begin SUPPLIED INFORMATION

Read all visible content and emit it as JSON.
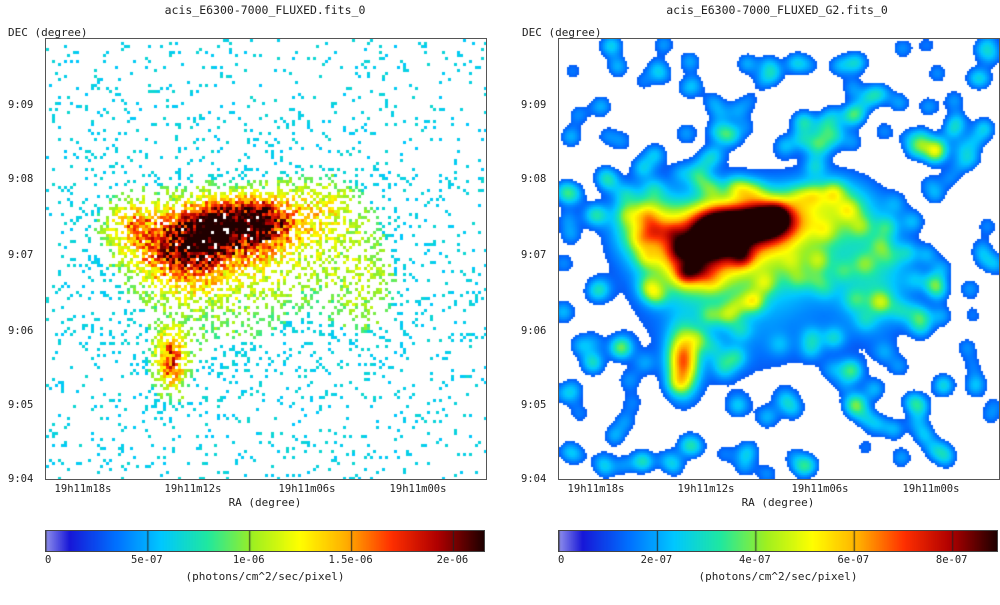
{
  "chart_data": [
    {
      "type": "heatmap",
      "title": "acis_E6300-7000_FLUXED.fits_0",
      "xlabel": "RA (degree)",
      "ylabel": "DEC (degree)",
      "x_ticks": [
        "19h11m18s",
        "19h11m12s",
        "19h11m06s",
        "19h11m00s"
      ],
      "y_ticks": [
        "9:09",
        "9:08",
        "9:07",
        "9:06",
        "9:05",
        "9:04"
      ],
      "colorbar": {
        "label": "(photons/cm^2/sec/pixel)",
        "ticks": [
          "0",
          "5e-07",
          "1e-06",
          "1.5e-06",
          "2e-06"
        ],
        "min": 0,
        "max": 2.15e-06,
        "colormap": "jet"
      },
      "style": "sparse-pixels"
    },
    {
      "type": "heatmap",
      "title": "acis_E6300-7000_FLUXED_G2.fits_0",
      "xlabel": "RA (degree)",
      "ylabel": "DEC (degree)",
      "x_ticks": [
        "19h11m18s",
        "19h11m12s",
        "19h11m06s",
        "19h11m00s"
      ],
      "y_ticks": [
        "9:09",
        "9:08",
        "9:07",
        "9:06",
        "9:05",
        "9:04"
      ],
      "colorbar": {
        "label": "(photons/cm^2/sec/pixel)",
        "ticks": [
          "0",
          "2e-07",
          "4e-07",
          "6e-07",
          "8e-07"
        ],
        "min": 0,
        "max": 8.9e-07,
        "colormap": "jet"
      },
      "style": "smoothed"
    }
  ],
  "colors": {
    "jet": [
      "#ffffff",
      "#1818d8",
      "#0070ff",
      "#00c8ff",
      "#20e8a0",
      "#a0f020",
      "#ffff00",
      "#ffb000",
      "#ff3000",
      "#b00000",
      "#200000"
    ]
  }
}
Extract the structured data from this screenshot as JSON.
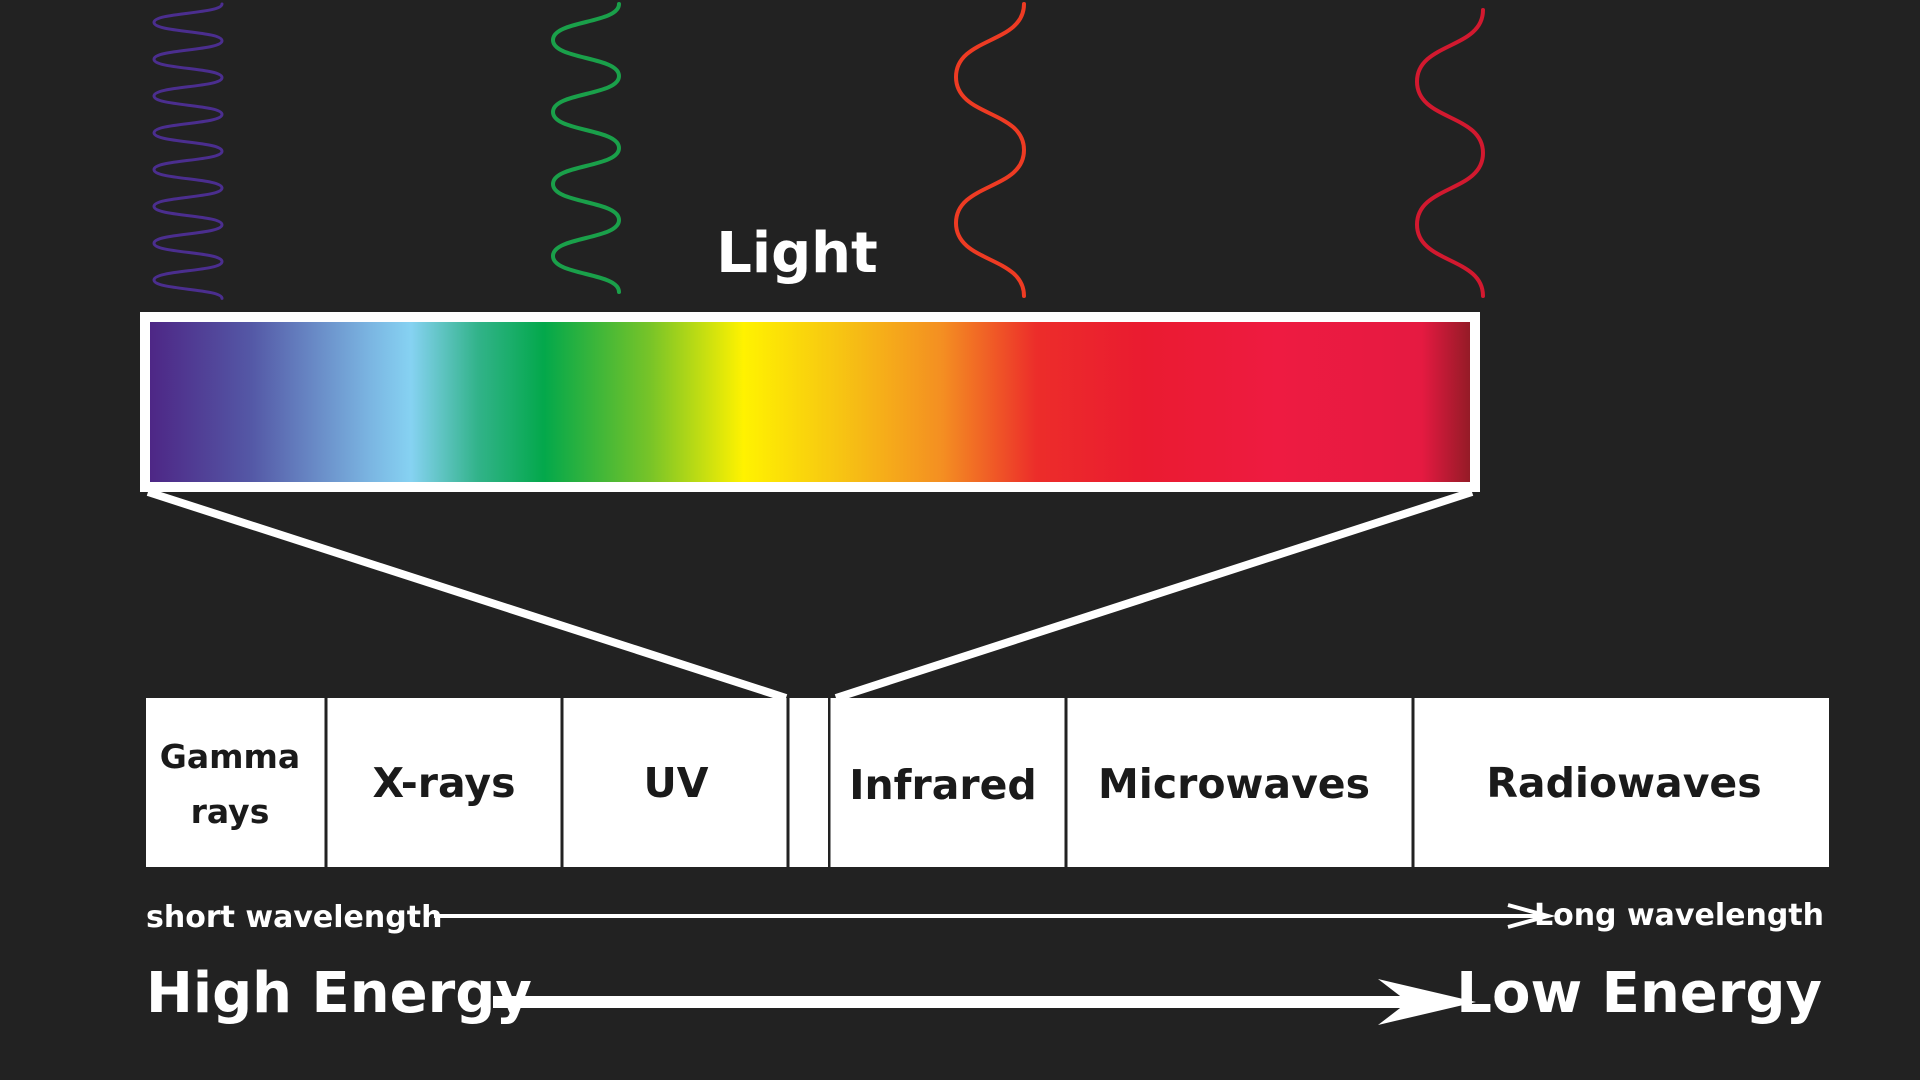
{
  "title": "Light",
  "bands": {
    "gamma_line1": "Gamma",
    "gamma_line2": "rays",
    "xrays": "X-rays",
    "uv": "UV",
    "infrared": "Infrared",
    "microwaves": "Microwaves",
    "radiowaves": "Radiowaves"
  },
  "wavelength": {
    "short": "short wavelength",
    "long": "Long wavelength"
  },
  "energy": {
    "high": "High Energy",
    "low": "Low Energy"
  },
  "colors": {
    "background": "#222222",
    "foreground": "#ffffff",
    "wave_violet": "#4b2e8f",
    "wave_green": "#1aa04a",
    "wave_orange": "#ee3b23",
    "wave_red": "#d2192f",
    "spectrum_stops": [
      "#4d2484",
      "#5458a6",
      "#7bb6e2",
      "#86d2f2",
      "#32b38a",
      "#03a84b",
      "#78c428",
      "#fff200",
      "#f7c612",
      "#f48e22",
      "#ec2d2a",
      "#ea1b30",
      "#ee1b41",
      "#e51a41",
      "#8c1b24"
    ]
  },
  "icons": {
    "waves": [
      "wave-violet-icon",
      "wave-green-icon",
      "wave-orange-icon",
      "wave-red-icon"
    ],
    "arrows": [
      "wavelength-arrow-icon",
      "energy-arrow-icon"
    ]
  }
}
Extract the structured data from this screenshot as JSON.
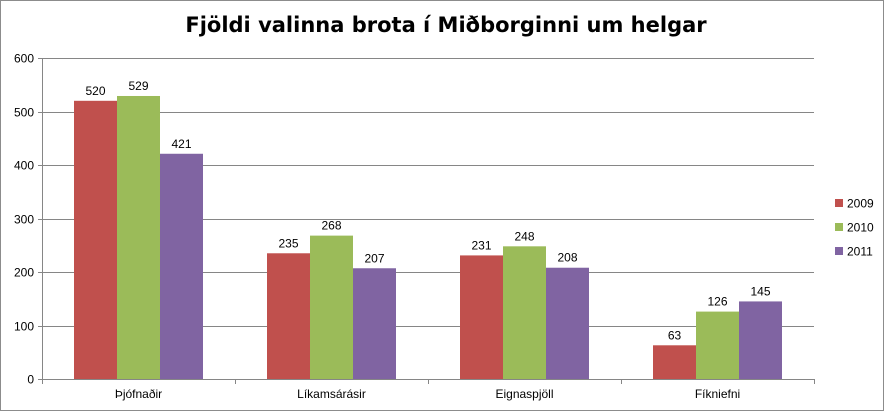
{
  "chart_data": {
    "type": "bar",
    "title": "Fjöldi valinna brota í Miðborginni um helgar",
    "xlabel": "",
    "ylabel": "",
    "categories": [
      "Þjófnaðir",
      "Líkamsárásir",
      "Eignaspjöll",
      "Fíkniefni"
    ],
    "series": [
      {
        "name": "2009",
        "color": "#c0504d",
        "values": [
          520,
          235,
          231,
          63
        ]
      },
      {
        "name": "2010",
        "color": "#9bbb59",
        "values": [
          529,
          268,
          248,
          126
        ]
      },
      {
        "name": "2011",
        "color": "#8064a2",
        "values": [
          421,
          207,
          208,
          145
        ]
      }
    ],
    "ylim": [
      0,
      600
    ],
    "yticks": [
      0,
      100,
      200,
      300,
      400,
      500,
      600
    ],
    "grid": true,
    "legend": "right",
    "data_labels": true
  }
}
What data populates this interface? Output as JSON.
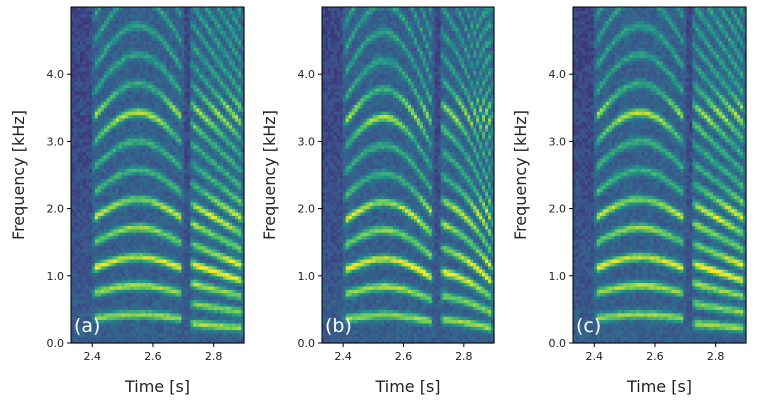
{
  "chart_data": [
    {
      "type": "heatmap",
      "panel_label": "(a)",
      "xlabel": "Time [s]",
      "ylabel": "Frequency [kHz]",
      "xlim": [
        2.33,
        2.9
      ],
      "ylim": [
        0.0,
        5.0
      ],
      "xticks": [
        2.4,
        2.6,
        2.8
      ],
      "xtick_labels": [
        "2.4",
        "2.6",
        "2.8"
      ],
      "yticks": [
        0.0,
        1.0,
        2.0,
        3.0,
        4.0
      ],
      "ytick_labels": [
        "0.0",
        "1.0",
        "2.0",
        "3.0",
        "4.0"
      ],
      "colormap": [
        "#440154",
        "#3b528b",
        "#21918c",
        "#5ec962",
        "#fde725"
      ],
      "segments": [
        {
          "start": 2.4,
          "end": 2.7,
          "f0_start": 0.37,
          "f0_end": 0.37,
          "bend": 0.06
        },
        {
          "start": 2.72,
          "end": 2.9,
          "f0_start": 0.3,
          "f0_end": 0.23,
          "bend": 0.0
        }
      ],
      "formant_peaks": [
        1.1,
        1.9,
        3.4
      ]
    },
    {
      "type": "heatmap",
      "panel_label": "(b)",
      "xlabel": "Time [s]",
      "ylabel": "Frequency [kHz]",
      "xlim": [
        2.33,
        2.9
      ],
      "ylim": [
        0.0,
        5.0
      ],
      "xticks": [
        2.4,
        2.6,
        2.8
      ],
      "xtick_labels": [
        "2.4",
        "2.6",
        "2.8"
      ],
      "yticks": [
        0.0,
        1.0,
        2.0,
        3.0,
        4.0
      ],
      "ytick_labels": [
        "0.0",
        "1.0",
        "2.0",
        "3.0",
        "4.0"
      ],
      "colormap": [
        "#440154",
        "#3b528b",
        "#21918c",
        "#5ec962",
        "#fde725"
      ],
      "segments": [
        {
          "start": 2.4,
          "end": 2.7,
          "f0_start": 0.36,
          "f0_end": 0.32,
          "bend": 0.08
        },
        {
          "start": 2.72,
          "end": 2.9,
          "f0_start": 0.36,
          "f0_end": 0.22,
          "bend": 0.02
        }
      ],
      "formant_peaks": [
        1.1,
        1.9,
        3.4
      ]
    },
    {
      "type": "heatmap",
      "panel_label": "(c)",
      "xlabel": "Time [s]",
      "ylabel": "Frequency [kHz]",
      "xlim": [
        2.33,
        2.9
      ],
      "ylim": [
        0.0,
        5.0
      ],
      "xticks": [
        2.4,
        2.6,
        2.8
      ],
      "xtick_labels": [
        "2.4",
        "2.6",
        "2.8"
      ],
      "yticks": [
        0.0,
        1.0,
        2.0,
        3.0,
        4.0
      ],
      "ytick_labels": [
        "0.0",
        "1.0",
        "2.0",
        "3.0",
        "4.0"
      ],
      "colormap": [
        "#440154",
        "#3b528b",
        "#21918c",
        "#5ec962",
        "#fde725"
      ],
      "segments": [
        {
          "start": 2.4,
          "end": 2.7,
          "f0_start": 0.37,
          "f0_end": 0.37,
          "bend": 0.06
        },
        {
          "start": 2.72,
          "end": 2.9,
          "f0_start": 0.3,
          "f0_end": 0.23,
          "bend": 0.0
        }
      ],
      "formant_peaks": [
        1.1,
        1.9,
        3.4
      ]
    }
  ]
}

end SUPPLIED INFORMATION

Copy every line above word for word and exclude the pictures.

Read all visible content and emit it as JSON.
{
  "chart_data": [
    {
      "type": "heatmap",
      "title": "acis_E6300-7000_FLUXED.fits_0",
      "xlabel": "RA (degree)",
      "ylabel": "DEC (degree)",
      "x_ticks": [
        "19h11m18s",
        "19h11m12s",
        "19h11m06s",
        "19h11m00s"
      ],
      "y_ticks": [
        "9:09",
        "9:08",
        "9:07",
        "9:06",
        "9:05",
        "9:04"
      ],
      "colorbar": {
        "label": "(photons/cm^2/sec/pixel)",
        "ticks": [
          "0",
          "5e-07",
          "1e-06",
          "1.5e-06",
          "2e-06"
        ],
        "min": 0,
        "max": 2.15e-06,
        "colormap": "jet"
      },
      "style": "sparse-pixels"
    },
    {
      "type": "heatmap",
      "title": "acis_E6300-7000_FLUXED_G2.fits_0",
      "xlabel": "RA (degree)",
      "ylabel": "DEC (degree)",
      "x_ticks": [
        "19h11m18s",
        "19h11m12s",
        "19h11m06s",
        "19h11m00s"
      ],
      "y_ticks": [
        "9:09",
        "9:08",
        "9:07",
        "9:06",
        "9:05",
        "9:04"
      ],
      "colorbar": {
        "label": "(photons/cm^2/sec/pixel)",
        "ticks": [
          "0",
          "2e-07",
          "4e-07",
          "6e-07",
          "8e-07"
        ],
        "min": 0,
        "max": 8.9e-07,
        "colormap": "jet"
      },
      "style": "smoothed"
    }
  ],
  "colors": {
    "jet": [
      "#ffffff",
      "#1818d8",
      "#0070ff",
      "#00c8ff",
      "#20e8a0",
      "#a0f020",
      "#ffff00",
      "#ffb000",
      "#ff3000",
      "#b00000",
      "#200000"
    ]
  }
}
Extract the structured data from this screenshot as JSON.
{
  "title": "Light",
  "bands": {
    "gamma_line1": "Gamma",
    "gamma_line2": "rays",
    "xrays": "X-rays",
    "uv": "UV",
    "infrared": "Infrared",
    "microwaves": "Microwaves",
    "radiowaves": "Radiowaves"
  },
  "wavelength": {
    "short": "short wavelength",
    "long": "Long wavelength"
  },
  "energy": {
    "high": "High Energy",
    "low": "Low Energy"
  },
  "colors": {
    "background": "#222222",
    "foreground": "#ffffff",
    "wave_violet": "#4b2e8f",
    "wave_green": "#1aa04a",
    "wave_orange": "#ee3b23",
    "wave_red": "#d2192f",
    "spectrum_stops": [
      "#4d2484",
      "#5458a6",
      "#7bb6e2",
      "#86d2f2",
      "#32b38a",
      "#03a84b",
      "#78c428",
      "#fff200",
      "#f7c612",
      "#f48e22",
      "#ec2d2a",
      "#ea1b30",
      "#ee1b41",
      "#e51a41",
      "#8c1b24"
    ]
  },
  "icons": {
    "waves": [
      "wave-violet-icon",
      "wave-green-icon",
      "wave-orange-icon",
      "wave-red-icon"
    ],
    "arrows": [
      "wavelength-arrow-icon",
      "energy-arrow-icon"
    ]
  }
}
Extract the structured data from this screenshot as JSON.
{
  "chart_data": {
    "type": "bar",
    "title": "Fjöldi valinna brota í Miðborginni um helgar",
    "xlabel": "",
    "ylabel": "",
    "categories": [
      "Þjófnaðir",
      "Líkamsárásir",
      "Eignaspjöll",
      "Fíkniefni"
    ],
    "series": [
      {
        "name": "2009",
        "color": "#c0504d",
        "values": [
          520,
          235,
          231,
          63
        ]
      },
      {
        "name": "2010",
        "color": "#9bbb59",
        "values": [
          529,
          268,
          248,
          126
        ]
      },
      {
        "name": "2011",
        "color": "#8064a2",
        "values": [
          421,
          207,
          208,
          145
        ]
      }
    ],
    "ylim": [
      0,
      600
    ],
    "yticks": [
      0,
      100,
      200,
      300,
      400,
      500,
      600
    ],
    "grid": true,
    "legend": "right",
    "data_labels": true
  }
}
What data populates this interface? Output as JSON.
{
  "chart_data": [
    {
      "type": "heatmap",
      "panel_label": "(a)",
      "xlabel": "Time [s]",
      "ylabel": "Frequency [kHz]",
      "xlim": [
        2.33,
        2.9
      ],
      "ylim": [
        0.0,
        5.0
      ],
      "xticks": [
        2.4,
        2.6,
        2.8
      ],
      "xtick_labels": [
        "2.4",
        "2.6",
        "2.8"
      ],
      "yticks": [
        0.0,
        1.0,
        2.0,
        3.0,
        4.0
      ],
      "ytick_labels": [
        "0.0",
        "1.0",
        "2.0",
        "3.0",
        "4.0"
      ],
      "colormap": [
        "#440154",
        "#3b528b",
        "#21918c",
        "#5ec962",
        "#fde725"
      ],
      "segments": [
        {
          "start": 2.4,
          "end": 2.7,
          "f0_start": 0.37,
          "f0_end": 0.37,
          "bend": 0.06
        },
        {
          "start": 2.72,
          "end": 2.9,
          "f0_start": 0.3,
          "f0_end": 0.23,
          "bend": 0.0
        }
      ],
      "formant_peaks": [
        1.1,
        1.9,
        3.4
      ]
    },
    {
      "type": "heatmap",
      "panel_label": "(b)",
      "xlabel": "Time [s]",
      "ylabel": "Frequency [kHz]",
      "xlim": [
        2.33,
        2.9
      ],
      "ylim": [
        0.0,
        5.0
      ],
      "xticks": [
        2.4,
        2.6,
        2.8
      ],
      "xtick_labels": [
        "2.4",
        "2.6",
        "2.8"
      ],
      "yticks": [
        0.0,
        1.0,
        2.0,
        3.0,
        4.0
      ],
      "ytick_labels": [
        "0.0",
        "1.0",
        "2.0",
        "3.0",
        "4.0"
      ],
      "colormap": [
        "#440154",
        "#3b528b",
        "#21918c",
        "#5ec962",
        "#fde725"
      ],
      "segments": [
        {
          "start": 2.4,
          "end": 2.7,
          "f0_start": 0.36,
          "f0_end": 0.32,
          "bend": 0.08
        },
        {
          "start": 2.72,
          "end": 2.9,
          "f0_start": 0.36,
          "f0_end": 0.22,
          "bend": 0.02
        }
      ],
      "formant_peaks": [
        1.1,
        1.9,
        3.4
      ]
    },
    {
      "type": "heatmap",
      "panel_label": "(c)",
      "xlabel": "Time [s]",
      "ylabel": "Frequency [kHz]",
      "xlim": [
        2.33,
        2.9
      ],
      "ylim": [
        0.0,
        5.0
      ],
      "xticks": [
        2.4,
        2.6,
        2.8
      ],
      "xtick_labels": [
        "2.4",
        "2.6",
        "2.8"
      ],
      "yticks": [
        0.0,
        1.0,
        2.0,
        3.0,
        4.0
      ],
      "ytick_labels": [
        "0.0",
        "1.0",
        "2.0",
        "3.0",
        "4.0"
      ],
      "colormap": [
        "#440154",
        "#3b528b",
        "#21918c",
        "#5ec962",
        "#fde725"
      ],
      "segments": [
        {
          "start": 2.4,
          "end": 2.7,
          "f0_start": 0.37,
          "f0_end": 0.37,
          "bend": 0.06
        },
        {
          "start": 2.72,
          "end": 2.9,
          "f0_start": 0.3,
          "f0_end": 0.23,
          "bend": 0.0
        }
      ],
      "formant_peaks": [
        1.1,
        1.9,
        3.4
      ]
    }
  ]
}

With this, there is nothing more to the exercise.